● **WORK INSTRUCTIONS**
Scan the data. Collect each line that contains the word "للنويرى".
^^^^^^^^
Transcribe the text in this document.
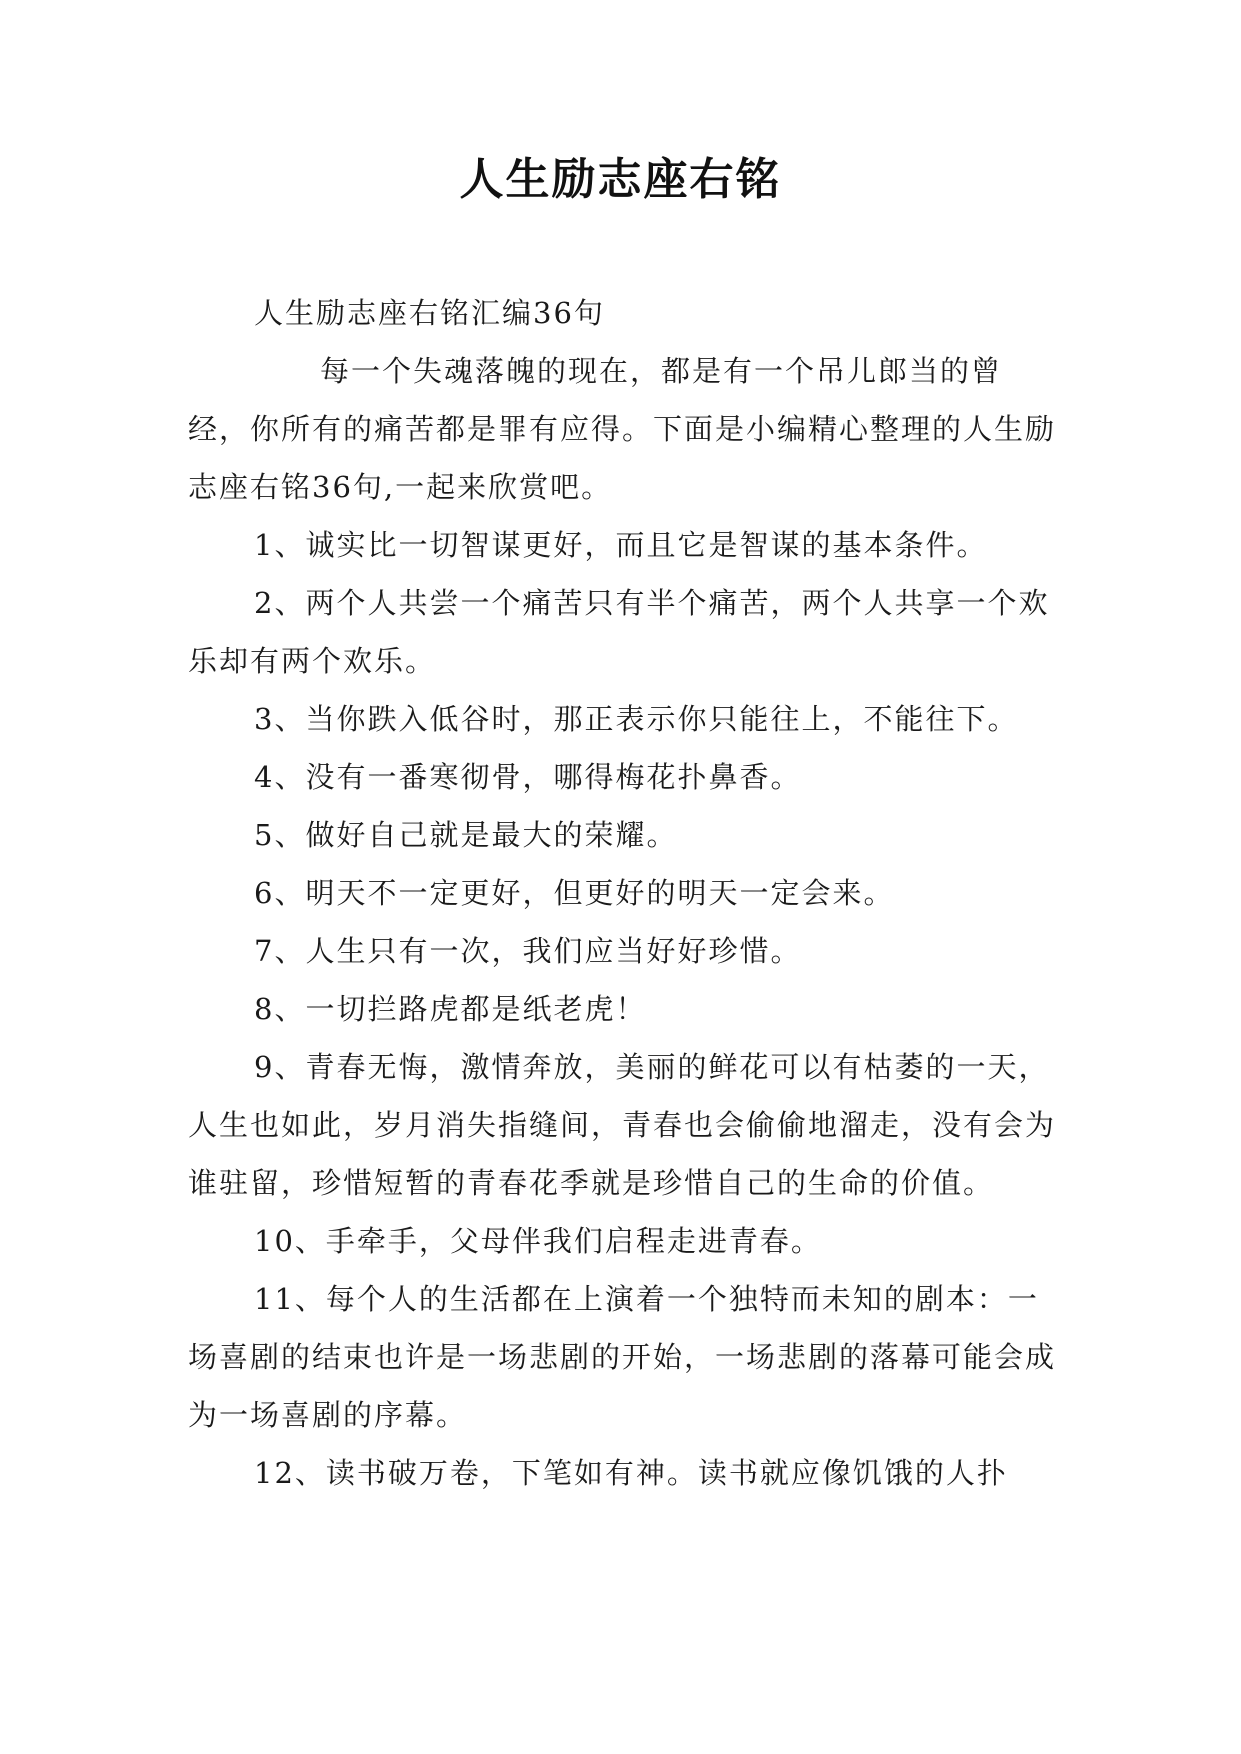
人生励志座右铭

人生励志座右铭汇编36句

每一个失魂落魄的现在，都是有一个吊儿郎当的曾经，你所有的痛苦都是罪有应得。下面是小编精心整理的人生励志座右铭36句,一起来欣赏吧。

1、诚实比一切智谋更好，而且它是智谋的基本条件。

2、两个人共尝一个痛苦只有半个痛苦，两个人共享一个欢乐却有两个欢乐。

3、当你跌入低谷时，那正表示你只能往上，不能往下。

4、没有一番寒彻骨，哪得梅花扑鼻香。

5、做好自己就是最大的荣耀。

6、明天不一定更好，但更好的明天一定会来。

7、人生只有一次，我们应当好好珍惜。

8、一切拦路虎都是纸老虎！

9、青春无悔，激情奔放，美丽的鲜花可以有枯萎的一天，人生也如此，岁月消失指缝间，青春也会偷偷地溜走，没有会为谁驻留，珍惜短暂的青春花季就是珍惜自己的生命的价值。

10、手牵手，父母伴我们启程走进青春。

11、每个人的生活都在上演着一个独特而未知的剧本：一场喜剧的结束也许是一场悲剧的开始，一场悲剧的落幕可能会成为一场喜剧的序幕。

12、读书破万卷，下笔如有神。读书就应像饥饿的人扑
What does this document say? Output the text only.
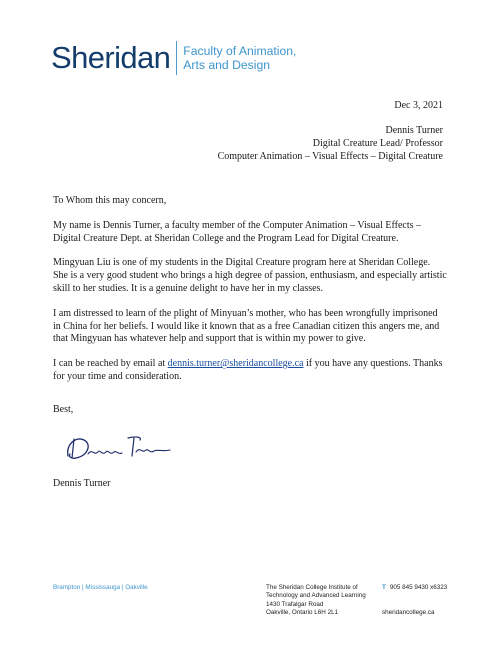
Sheridan Faculty of Animation,
Arts and Design
Dec 3, 2021
Dennis Turner
Digital Creature Lead/ Professor
Computer Animation – Visual Effects – Digital Creature

To Whom this may concern,

My name is Dennis Turner, a faculty member of the Computer Animation – Visual Effects – Digital Creature Dept. at Sheridan College and the Program Lead for Digital Creature.

Mingyuan Liu is one of my students in the Digital Creature program here at Sheridan College. She is a very good student who brings a high degree of passion, enthusiasm, and especially artistic skill to her studies. It is a genuine delight to have her in my classes.

I am distressed to learn of the plight of Minyuan’s mother, who has been wrongfully imprisoned in China for her beliefs. I would like it known that as a free Canadian citizen this angers me, and that Mingyuan has whatever help and support that is within my power to give.

I can be reached by email at dennis.turner@sheridancollege.ca if you have any questions. Thanks for your time and consideration.

Best,
Dennis Turner
Brampton | Mississauga | Oakville	The Sheridan College Institute of
Technology and Advanced Learning
1430 Trafalgar Road
Oakville, Ontario L6H 2L1
T 905 845 9430 x6323
sheridancollege.ca
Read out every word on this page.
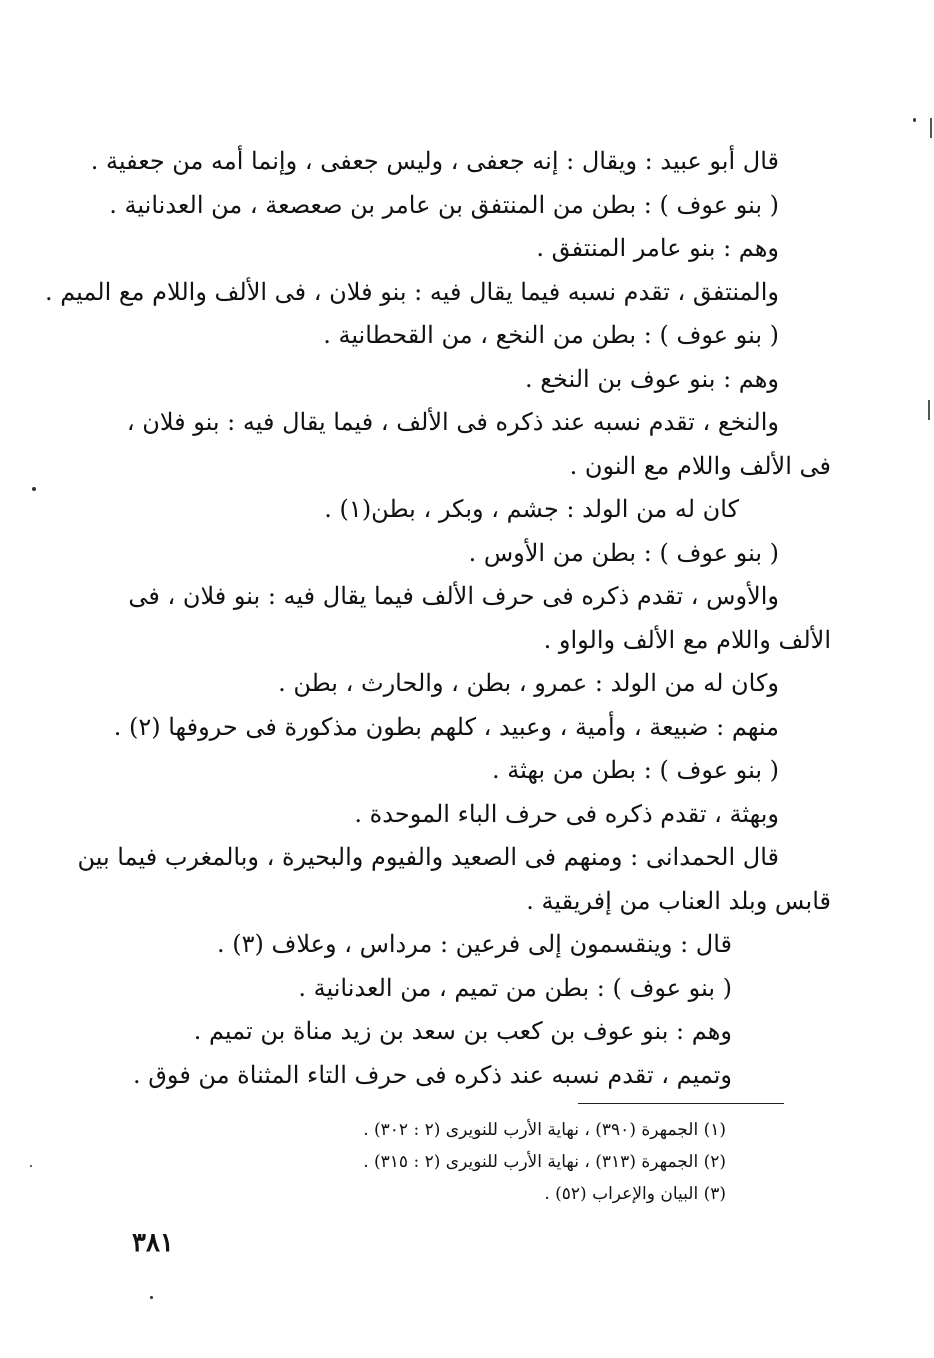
قال أبو عبيد : ويقال : إنه جعفى ، وليس جعفى ، وإنما أمه من جعفية .
( بنو عوف ) : بطن من المنتفق بن عامر بن صعصعة ، من العدنانية .
وهم : بنو عامر المنتفق .
والمنتفق ، تقدم نسبه فيما يقال فيه : بنو فلان ، فى الألف واللام مع الميم .
( بنو عوف ) : بطن من النخع ، من القحطانية .
وهم : بنو عوف بن النخع .
والنخع ، تقدم نسبه عند ذكره فى الألف ، فيما يقال فيه : بنو فلان ،
فى الألف واللام مع النون .
كان له من الولد : جشم ، وبكر ، بطن(١) .
( بنو عوف ) : بطن من الأوس .
والأوس ، تقدم ذكره فى حرف الألف فيما يقال فيه : بنو فلان ، فى
الألف واللام مع الألف والواو .
وكان له من الولد : عمرو ، بطن ، والحارث ، بطن .
منهم : ضبيعة ، وأمية ، وعبيد ، كلهم بطون مذكورة فى حروفها (٢) .
( بنو عوف ) : بطن من بهثة .
وبهثة ، تقدم ذكره فى حرف الباء الموحدة .
قال الحمدانى : ومنهم فى الصعيد والفيوم والبحيرة ، وبالمغرب فيما بين
قابس وبلد العناب من إفريقية .
قال : وينقسمون إلى فرعين : مرداس ، وعلاف (٣) .
( بنو عوف ) : بطن من تميم ، من العدنانية .
وهم : بنو عوف بن كعب بن سعد بن زيد مناة بن تميم .
وتميم ، تقدم نسبه عند ذكره فى حرف التاء المثناة من فوق .
(١) الجمهرة (٣٩٠) ، نهاية الأرب للنويرى (٢ : ٣٠٢) .
(٢) الجمهرة (٣١٣) ، نهاية الأرب للنويرى (٢ : ٣١٥) .
(٣) البيان والإعراب (٥٢) .
٣٨١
^^^^^^^^
● **TASK OUTPUT**
(١) الجمهرة (٣٩٠) ، نهاية الأرب للنويرى (٢ : ٣٠٢) .
(٢) الجمهرة (٣١٣) ، نهاية الأرب للنويرى (٢ : ٣١٥) .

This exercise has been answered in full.